**Input**:
#####

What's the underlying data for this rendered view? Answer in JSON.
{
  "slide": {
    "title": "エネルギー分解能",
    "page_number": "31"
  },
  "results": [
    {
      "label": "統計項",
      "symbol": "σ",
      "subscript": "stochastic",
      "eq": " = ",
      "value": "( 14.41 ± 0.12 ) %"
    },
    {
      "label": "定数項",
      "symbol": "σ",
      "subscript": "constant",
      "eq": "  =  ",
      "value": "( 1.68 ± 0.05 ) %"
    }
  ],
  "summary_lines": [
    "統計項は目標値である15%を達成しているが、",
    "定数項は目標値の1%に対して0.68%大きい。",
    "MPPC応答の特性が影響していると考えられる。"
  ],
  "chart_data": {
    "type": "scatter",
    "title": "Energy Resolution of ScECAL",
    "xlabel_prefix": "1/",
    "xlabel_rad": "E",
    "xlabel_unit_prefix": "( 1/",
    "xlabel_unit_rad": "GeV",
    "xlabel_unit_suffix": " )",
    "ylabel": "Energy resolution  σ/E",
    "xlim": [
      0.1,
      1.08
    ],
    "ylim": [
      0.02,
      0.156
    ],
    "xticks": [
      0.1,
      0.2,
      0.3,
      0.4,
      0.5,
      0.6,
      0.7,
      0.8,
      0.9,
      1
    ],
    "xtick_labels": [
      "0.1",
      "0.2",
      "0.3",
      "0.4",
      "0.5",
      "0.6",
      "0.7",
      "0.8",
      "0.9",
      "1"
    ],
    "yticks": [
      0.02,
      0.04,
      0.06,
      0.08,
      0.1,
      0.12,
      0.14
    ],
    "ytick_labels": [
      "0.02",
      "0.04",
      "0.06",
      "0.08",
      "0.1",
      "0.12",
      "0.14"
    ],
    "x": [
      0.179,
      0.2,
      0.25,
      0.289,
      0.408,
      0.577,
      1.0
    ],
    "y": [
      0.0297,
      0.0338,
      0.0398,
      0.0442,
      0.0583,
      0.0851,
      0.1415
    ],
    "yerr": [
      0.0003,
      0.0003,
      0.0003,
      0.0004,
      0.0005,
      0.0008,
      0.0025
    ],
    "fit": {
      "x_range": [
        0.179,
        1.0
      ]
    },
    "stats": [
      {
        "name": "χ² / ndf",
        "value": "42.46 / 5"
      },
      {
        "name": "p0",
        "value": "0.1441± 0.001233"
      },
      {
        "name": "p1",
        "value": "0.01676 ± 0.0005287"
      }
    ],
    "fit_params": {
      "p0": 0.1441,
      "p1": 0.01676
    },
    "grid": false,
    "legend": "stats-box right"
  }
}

#####

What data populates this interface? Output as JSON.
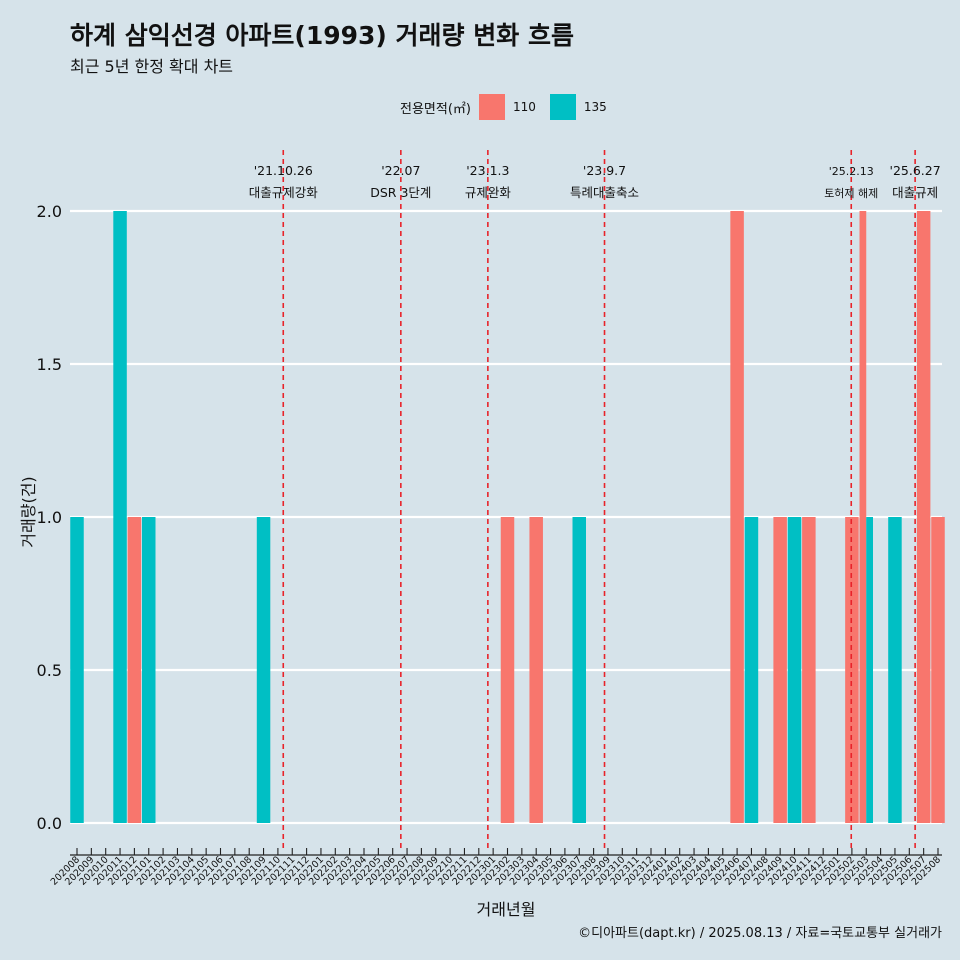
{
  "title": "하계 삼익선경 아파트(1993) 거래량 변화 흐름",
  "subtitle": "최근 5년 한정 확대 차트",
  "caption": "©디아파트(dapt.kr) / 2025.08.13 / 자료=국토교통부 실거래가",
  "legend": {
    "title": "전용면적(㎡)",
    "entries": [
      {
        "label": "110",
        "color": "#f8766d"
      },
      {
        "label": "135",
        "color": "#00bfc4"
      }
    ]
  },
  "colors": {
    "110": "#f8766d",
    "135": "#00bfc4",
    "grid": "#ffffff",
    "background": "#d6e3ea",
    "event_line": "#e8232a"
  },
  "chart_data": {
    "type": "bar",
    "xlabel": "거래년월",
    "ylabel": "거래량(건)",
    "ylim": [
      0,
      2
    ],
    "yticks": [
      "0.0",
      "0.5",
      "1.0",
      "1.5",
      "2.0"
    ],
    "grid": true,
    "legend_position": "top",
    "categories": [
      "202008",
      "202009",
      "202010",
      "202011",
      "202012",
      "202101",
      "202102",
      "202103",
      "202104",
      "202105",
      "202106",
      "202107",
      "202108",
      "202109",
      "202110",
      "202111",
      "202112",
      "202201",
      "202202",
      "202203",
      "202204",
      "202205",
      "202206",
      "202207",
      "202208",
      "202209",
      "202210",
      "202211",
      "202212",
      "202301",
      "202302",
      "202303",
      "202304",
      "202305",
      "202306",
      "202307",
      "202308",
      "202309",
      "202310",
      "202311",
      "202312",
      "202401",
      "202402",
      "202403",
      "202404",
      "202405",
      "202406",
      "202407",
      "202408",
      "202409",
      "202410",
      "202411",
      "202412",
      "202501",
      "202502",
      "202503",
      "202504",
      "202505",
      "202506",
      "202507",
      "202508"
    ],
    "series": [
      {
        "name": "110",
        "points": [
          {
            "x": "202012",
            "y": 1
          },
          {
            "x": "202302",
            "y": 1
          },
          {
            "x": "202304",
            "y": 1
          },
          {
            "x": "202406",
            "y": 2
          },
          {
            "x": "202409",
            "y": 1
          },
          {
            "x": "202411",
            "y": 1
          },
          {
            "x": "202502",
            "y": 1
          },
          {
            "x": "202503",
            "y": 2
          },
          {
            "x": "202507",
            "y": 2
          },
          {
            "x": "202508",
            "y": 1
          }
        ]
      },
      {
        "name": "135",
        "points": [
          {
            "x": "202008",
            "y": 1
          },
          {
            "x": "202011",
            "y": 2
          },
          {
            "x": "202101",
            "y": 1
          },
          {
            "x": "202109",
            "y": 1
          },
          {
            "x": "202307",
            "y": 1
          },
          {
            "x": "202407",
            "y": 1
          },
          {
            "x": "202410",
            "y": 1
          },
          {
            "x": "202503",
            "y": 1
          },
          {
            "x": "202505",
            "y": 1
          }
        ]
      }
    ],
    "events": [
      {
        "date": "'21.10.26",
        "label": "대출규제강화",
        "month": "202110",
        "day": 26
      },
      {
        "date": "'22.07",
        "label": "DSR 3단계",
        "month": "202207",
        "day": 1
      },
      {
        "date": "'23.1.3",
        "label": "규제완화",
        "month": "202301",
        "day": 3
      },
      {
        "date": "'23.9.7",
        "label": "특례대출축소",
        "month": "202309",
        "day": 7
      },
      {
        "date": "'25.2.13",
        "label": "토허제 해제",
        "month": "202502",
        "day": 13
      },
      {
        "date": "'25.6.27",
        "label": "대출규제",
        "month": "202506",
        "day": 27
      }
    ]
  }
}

#####

**Required work**: Find each line with the string "value" and copy it out.

**Solution for this task**:
      "value": "( 14.41 ± 0.12 ) %"
      "value": "( 1.68 ± 0.05 ) %"
        "value": "42.46 / 5"
        "value": "0.1441± 0.001233"
        "value": "0.01676 ± 0.0005287"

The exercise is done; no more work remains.